• _Task statement_: Scan the following material for the string "semula" and copy each line in which it appears.

----- Data to process -----

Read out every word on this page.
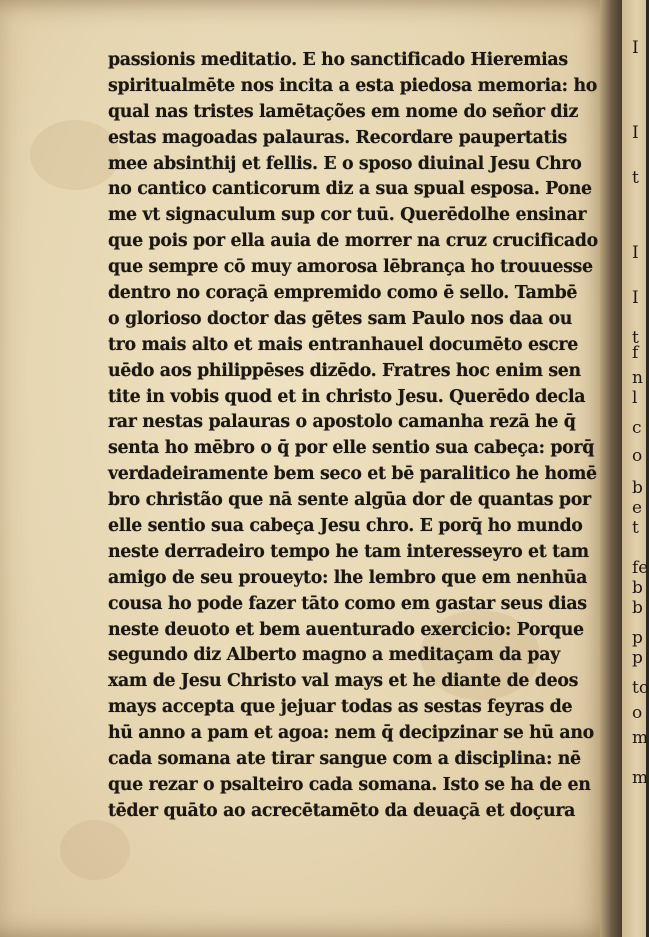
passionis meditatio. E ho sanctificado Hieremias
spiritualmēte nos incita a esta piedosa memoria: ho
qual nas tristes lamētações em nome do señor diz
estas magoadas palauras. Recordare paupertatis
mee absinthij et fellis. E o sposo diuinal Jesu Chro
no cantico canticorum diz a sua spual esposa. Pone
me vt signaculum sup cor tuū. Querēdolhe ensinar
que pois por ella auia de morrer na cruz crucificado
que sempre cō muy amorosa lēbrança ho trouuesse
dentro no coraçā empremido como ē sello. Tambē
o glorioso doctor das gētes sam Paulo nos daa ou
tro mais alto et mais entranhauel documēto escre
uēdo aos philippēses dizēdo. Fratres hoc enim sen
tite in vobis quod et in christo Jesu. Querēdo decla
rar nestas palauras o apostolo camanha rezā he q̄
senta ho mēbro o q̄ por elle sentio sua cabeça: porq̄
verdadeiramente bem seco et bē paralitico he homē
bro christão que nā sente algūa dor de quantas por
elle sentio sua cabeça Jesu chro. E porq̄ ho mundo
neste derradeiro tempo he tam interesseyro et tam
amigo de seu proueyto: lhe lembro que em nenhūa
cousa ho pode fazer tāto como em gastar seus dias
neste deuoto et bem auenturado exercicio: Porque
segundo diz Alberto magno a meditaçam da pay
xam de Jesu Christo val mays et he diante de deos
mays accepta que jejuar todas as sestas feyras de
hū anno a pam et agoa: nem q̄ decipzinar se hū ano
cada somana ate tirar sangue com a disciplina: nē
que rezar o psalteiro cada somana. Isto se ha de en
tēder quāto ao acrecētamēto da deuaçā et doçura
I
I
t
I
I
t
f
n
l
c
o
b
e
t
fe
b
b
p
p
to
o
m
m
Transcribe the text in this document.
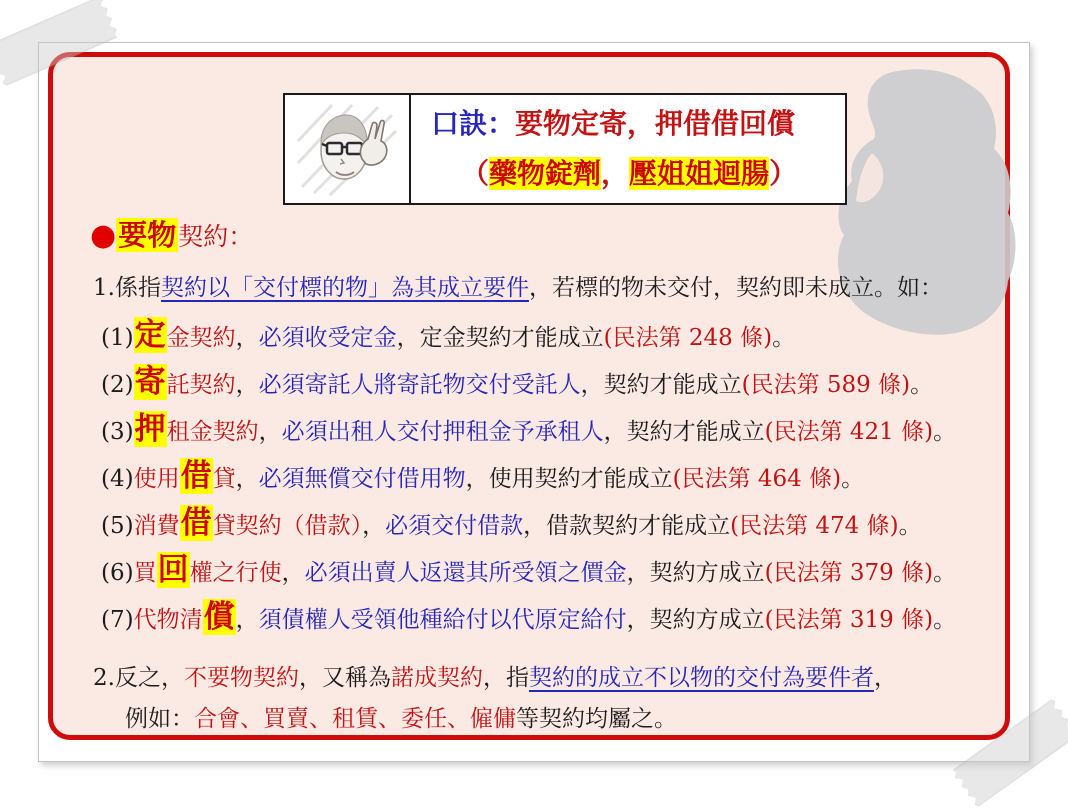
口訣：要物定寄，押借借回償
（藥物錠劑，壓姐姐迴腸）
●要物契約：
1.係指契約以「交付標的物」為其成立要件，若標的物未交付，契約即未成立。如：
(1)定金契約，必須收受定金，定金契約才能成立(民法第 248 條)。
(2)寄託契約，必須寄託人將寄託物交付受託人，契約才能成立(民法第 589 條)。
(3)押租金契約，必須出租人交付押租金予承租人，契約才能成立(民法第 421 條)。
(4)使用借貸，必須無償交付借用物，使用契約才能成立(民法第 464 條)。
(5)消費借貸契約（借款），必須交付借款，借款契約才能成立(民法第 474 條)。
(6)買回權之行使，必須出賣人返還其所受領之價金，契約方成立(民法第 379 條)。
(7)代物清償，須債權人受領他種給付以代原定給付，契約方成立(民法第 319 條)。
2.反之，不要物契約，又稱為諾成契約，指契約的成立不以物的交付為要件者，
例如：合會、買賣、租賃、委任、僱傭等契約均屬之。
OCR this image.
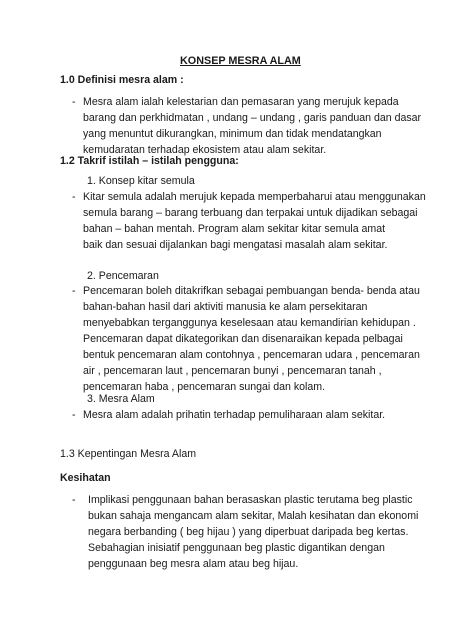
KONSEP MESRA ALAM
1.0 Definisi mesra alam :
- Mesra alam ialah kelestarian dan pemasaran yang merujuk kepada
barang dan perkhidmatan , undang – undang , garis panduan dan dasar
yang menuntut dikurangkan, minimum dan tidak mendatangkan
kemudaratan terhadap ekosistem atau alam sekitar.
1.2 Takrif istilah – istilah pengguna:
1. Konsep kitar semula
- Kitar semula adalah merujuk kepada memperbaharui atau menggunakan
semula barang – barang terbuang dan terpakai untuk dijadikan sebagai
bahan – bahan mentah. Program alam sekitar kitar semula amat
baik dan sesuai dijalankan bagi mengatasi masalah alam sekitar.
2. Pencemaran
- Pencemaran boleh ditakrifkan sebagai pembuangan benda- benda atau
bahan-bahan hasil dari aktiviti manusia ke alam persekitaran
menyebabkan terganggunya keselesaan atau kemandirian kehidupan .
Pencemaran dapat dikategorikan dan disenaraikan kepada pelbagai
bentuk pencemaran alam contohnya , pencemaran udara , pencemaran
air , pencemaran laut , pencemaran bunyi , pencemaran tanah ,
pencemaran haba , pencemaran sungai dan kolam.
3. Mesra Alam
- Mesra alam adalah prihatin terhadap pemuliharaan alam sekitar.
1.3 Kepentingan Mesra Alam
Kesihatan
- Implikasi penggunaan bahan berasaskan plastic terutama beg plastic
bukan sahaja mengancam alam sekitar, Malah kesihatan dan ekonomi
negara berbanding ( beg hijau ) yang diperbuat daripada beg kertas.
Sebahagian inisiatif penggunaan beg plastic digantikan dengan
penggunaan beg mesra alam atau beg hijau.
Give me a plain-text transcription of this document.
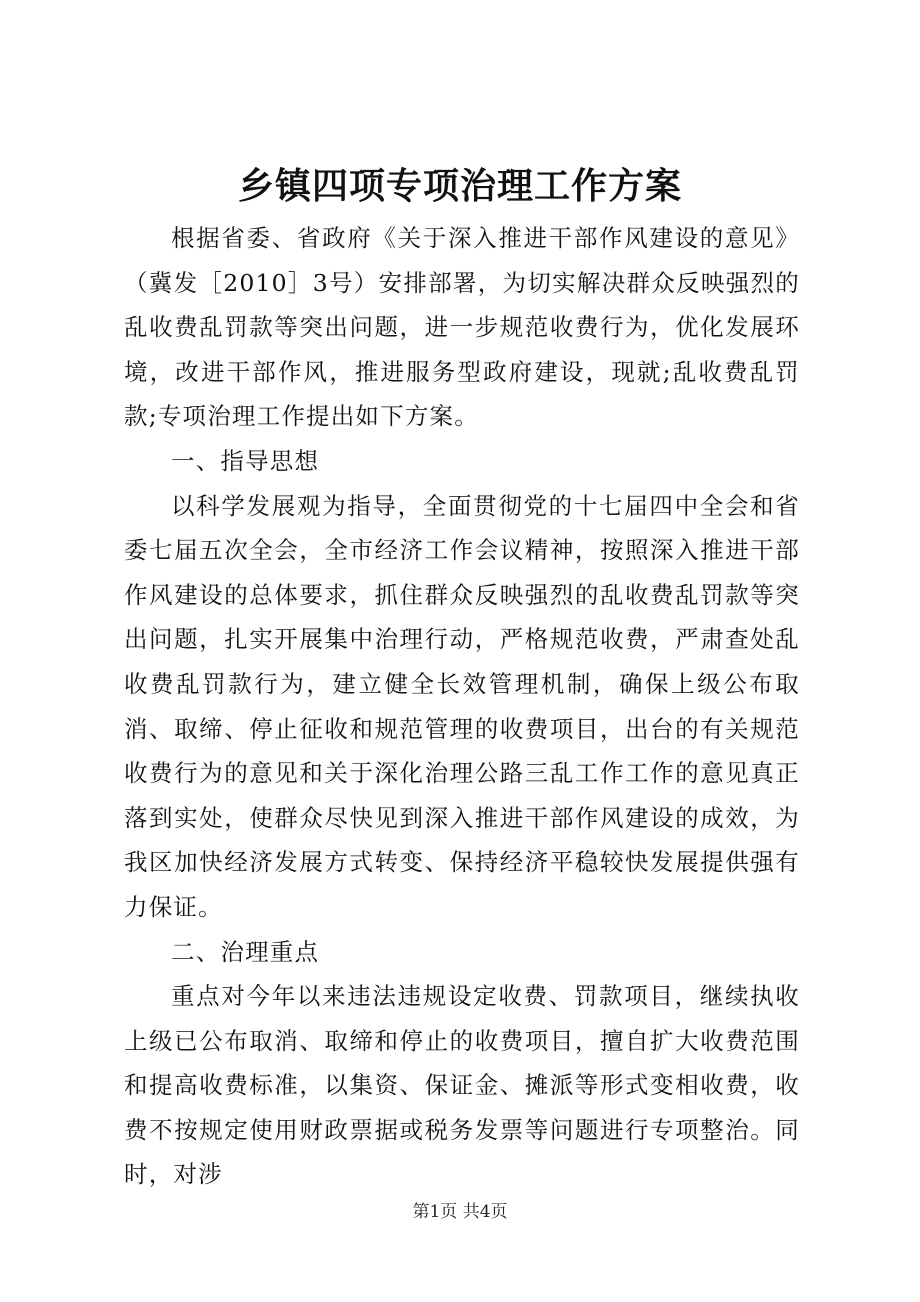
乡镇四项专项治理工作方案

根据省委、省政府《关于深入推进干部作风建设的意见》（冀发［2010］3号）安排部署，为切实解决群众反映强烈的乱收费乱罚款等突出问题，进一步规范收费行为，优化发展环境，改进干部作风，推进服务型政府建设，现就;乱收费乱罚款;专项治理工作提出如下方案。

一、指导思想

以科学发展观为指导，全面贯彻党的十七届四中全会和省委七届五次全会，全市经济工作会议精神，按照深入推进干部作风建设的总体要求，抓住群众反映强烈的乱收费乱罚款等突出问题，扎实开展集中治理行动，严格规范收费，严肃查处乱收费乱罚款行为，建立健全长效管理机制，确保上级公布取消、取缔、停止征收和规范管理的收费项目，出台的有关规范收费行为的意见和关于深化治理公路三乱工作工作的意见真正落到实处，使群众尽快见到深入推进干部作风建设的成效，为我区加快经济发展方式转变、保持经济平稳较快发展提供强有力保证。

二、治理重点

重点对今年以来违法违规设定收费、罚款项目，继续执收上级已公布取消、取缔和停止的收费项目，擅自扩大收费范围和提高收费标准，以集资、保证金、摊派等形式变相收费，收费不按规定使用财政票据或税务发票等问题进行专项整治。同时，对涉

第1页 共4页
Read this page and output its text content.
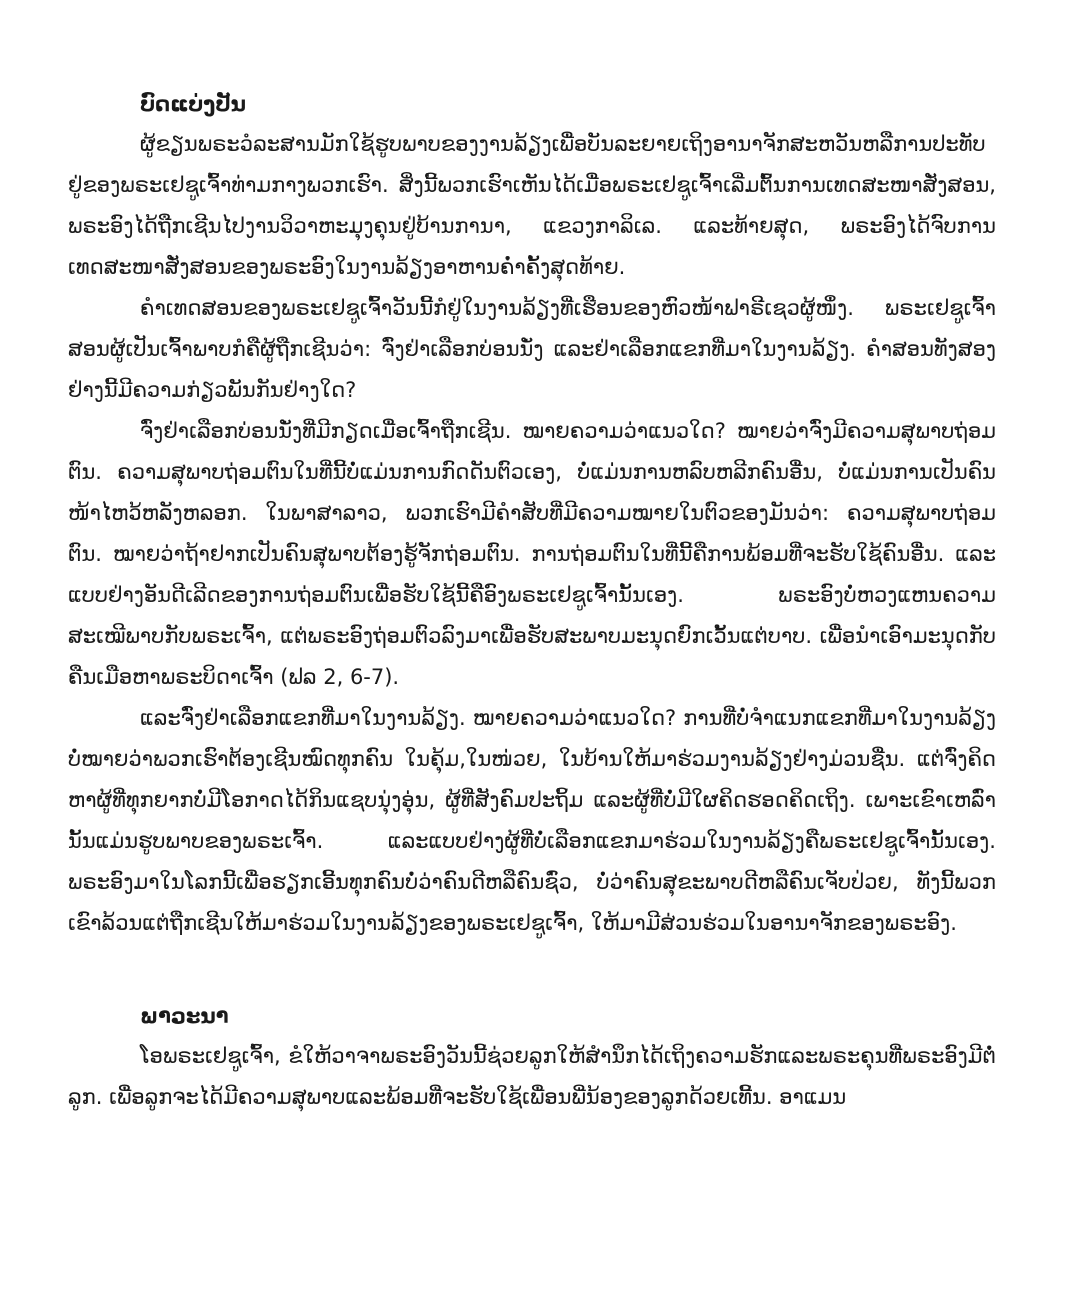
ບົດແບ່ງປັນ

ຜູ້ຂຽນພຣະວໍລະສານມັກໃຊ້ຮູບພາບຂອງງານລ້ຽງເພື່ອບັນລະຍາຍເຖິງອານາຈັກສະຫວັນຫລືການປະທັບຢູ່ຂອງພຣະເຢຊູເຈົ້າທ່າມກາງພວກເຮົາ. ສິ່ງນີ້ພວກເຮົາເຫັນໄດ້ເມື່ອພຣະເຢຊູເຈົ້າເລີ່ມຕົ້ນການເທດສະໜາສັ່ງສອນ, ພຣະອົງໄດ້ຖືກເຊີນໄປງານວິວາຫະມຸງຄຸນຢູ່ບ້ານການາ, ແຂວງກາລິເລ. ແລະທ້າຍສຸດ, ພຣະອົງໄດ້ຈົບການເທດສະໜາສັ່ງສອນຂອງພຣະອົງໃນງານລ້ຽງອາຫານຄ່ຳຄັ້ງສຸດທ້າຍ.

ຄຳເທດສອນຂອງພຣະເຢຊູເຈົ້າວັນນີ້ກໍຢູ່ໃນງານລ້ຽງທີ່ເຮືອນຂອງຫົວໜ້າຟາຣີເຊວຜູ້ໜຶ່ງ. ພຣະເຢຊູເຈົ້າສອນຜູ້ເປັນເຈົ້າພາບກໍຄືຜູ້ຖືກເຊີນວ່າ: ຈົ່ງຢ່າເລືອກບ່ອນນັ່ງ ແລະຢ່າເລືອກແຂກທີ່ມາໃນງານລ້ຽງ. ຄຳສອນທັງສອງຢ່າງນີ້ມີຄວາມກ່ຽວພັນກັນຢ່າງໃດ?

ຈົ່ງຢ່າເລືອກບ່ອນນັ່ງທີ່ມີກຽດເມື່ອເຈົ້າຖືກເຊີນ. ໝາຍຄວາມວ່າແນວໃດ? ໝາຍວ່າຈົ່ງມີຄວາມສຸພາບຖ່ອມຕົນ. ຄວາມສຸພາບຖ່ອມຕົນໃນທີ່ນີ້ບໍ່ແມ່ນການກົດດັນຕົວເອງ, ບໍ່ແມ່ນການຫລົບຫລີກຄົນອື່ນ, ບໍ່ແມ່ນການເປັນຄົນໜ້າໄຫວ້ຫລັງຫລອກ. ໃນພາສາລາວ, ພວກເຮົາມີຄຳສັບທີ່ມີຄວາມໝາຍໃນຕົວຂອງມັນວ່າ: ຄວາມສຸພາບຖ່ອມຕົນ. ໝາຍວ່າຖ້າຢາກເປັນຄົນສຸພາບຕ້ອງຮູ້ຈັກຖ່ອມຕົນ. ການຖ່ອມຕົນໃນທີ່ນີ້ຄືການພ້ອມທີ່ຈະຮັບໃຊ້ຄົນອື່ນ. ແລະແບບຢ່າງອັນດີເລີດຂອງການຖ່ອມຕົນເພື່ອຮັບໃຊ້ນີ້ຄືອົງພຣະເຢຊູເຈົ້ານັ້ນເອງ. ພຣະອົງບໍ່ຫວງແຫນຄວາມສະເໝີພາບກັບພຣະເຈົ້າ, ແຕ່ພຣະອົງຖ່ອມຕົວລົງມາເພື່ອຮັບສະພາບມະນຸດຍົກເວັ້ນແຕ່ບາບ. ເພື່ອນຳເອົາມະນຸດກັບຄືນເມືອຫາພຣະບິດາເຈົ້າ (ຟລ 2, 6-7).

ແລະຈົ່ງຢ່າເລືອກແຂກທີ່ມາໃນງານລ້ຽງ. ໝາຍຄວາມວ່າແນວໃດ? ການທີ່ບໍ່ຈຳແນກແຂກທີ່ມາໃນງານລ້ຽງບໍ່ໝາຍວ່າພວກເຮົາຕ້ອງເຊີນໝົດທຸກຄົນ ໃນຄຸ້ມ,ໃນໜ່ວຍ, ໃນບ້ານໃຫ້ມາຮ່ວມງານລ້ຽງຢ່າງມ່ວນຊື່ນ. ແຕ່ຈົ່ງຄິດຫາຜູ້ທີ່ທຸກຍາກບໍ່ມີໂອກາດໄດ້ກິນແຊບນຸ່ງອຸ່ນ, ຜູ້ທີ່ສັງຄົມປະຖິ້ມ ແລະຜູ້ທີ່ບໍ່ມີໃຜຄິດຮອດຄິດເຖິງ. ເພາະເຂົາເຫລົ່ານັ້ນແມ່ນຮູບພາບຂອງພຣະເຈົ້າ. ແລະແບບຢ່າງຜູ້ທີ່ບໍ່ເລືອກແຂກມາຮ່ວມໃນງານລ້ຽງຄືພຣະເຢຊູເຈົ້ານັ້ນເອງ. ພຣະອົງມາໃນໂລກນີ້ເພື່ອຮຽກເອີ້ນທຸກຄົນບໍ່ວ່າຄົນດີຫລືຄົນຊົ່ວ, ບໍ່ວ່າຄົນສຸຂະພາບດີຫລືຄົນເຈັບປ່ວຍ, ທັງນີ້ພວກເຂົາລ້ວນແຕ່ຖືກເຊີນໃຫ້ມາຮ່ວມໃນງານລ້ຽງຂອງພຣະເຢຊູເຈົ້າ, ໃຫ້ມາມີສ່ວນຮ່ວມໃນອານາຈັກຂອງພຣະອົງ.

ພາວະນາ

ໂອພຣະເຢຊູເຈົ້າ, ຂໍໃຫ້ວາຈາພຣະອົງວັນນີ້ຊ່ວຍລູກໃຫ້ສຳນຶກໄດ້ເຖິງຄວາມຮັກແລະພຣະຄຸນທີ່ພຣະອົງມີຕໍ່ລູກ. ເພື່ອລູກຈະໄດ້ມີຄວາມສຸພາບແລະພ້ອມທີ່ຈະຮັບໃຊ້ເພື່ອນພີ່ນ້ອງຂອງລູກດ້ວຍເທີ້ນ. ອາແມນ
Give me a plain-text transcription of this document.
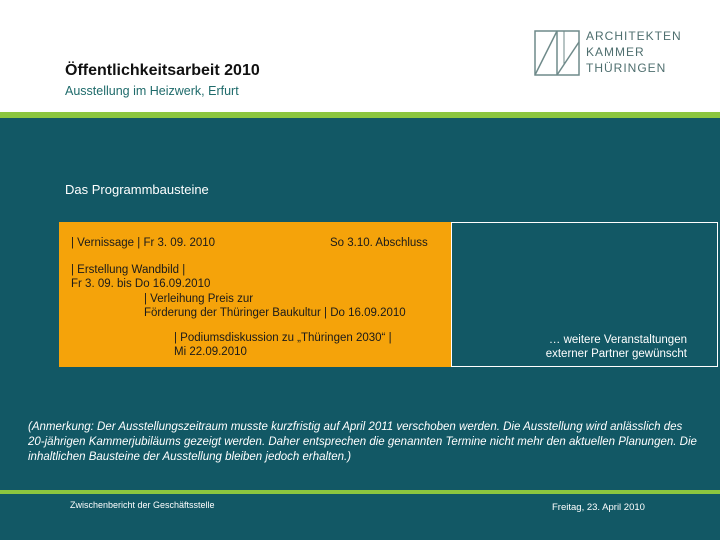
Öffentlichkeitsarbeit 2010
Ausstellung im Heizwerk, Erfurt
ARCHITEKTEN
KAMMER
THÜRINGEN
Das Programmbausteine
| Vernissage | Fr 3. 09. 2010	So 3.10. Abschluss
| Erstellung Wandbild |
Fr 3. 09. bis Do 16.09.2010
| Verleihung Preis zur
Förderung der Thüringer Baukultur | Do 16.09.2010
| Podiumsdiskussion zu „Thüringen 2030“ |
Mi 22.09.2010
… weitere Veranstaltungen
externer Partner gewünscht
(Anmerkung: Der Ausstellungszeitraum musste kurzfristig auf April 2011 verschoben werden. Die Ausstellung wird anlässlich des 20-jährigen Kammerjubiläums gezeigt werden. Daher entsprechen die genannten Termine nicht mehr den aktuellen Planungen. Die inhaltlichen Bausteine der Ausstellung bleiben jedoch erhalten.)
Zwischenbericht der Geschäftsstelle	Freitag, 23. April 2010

-----

• _Answer to this problem_:
1. Konsep kitar semula
- Kitar semula adalah merujuk kepada memperbaharui atau menggunakan
semula barang – barang terbuang dan terpakai untuk dijadikan sebagai
bahan – bahan mentah. Program alam sekitar kitar semula amat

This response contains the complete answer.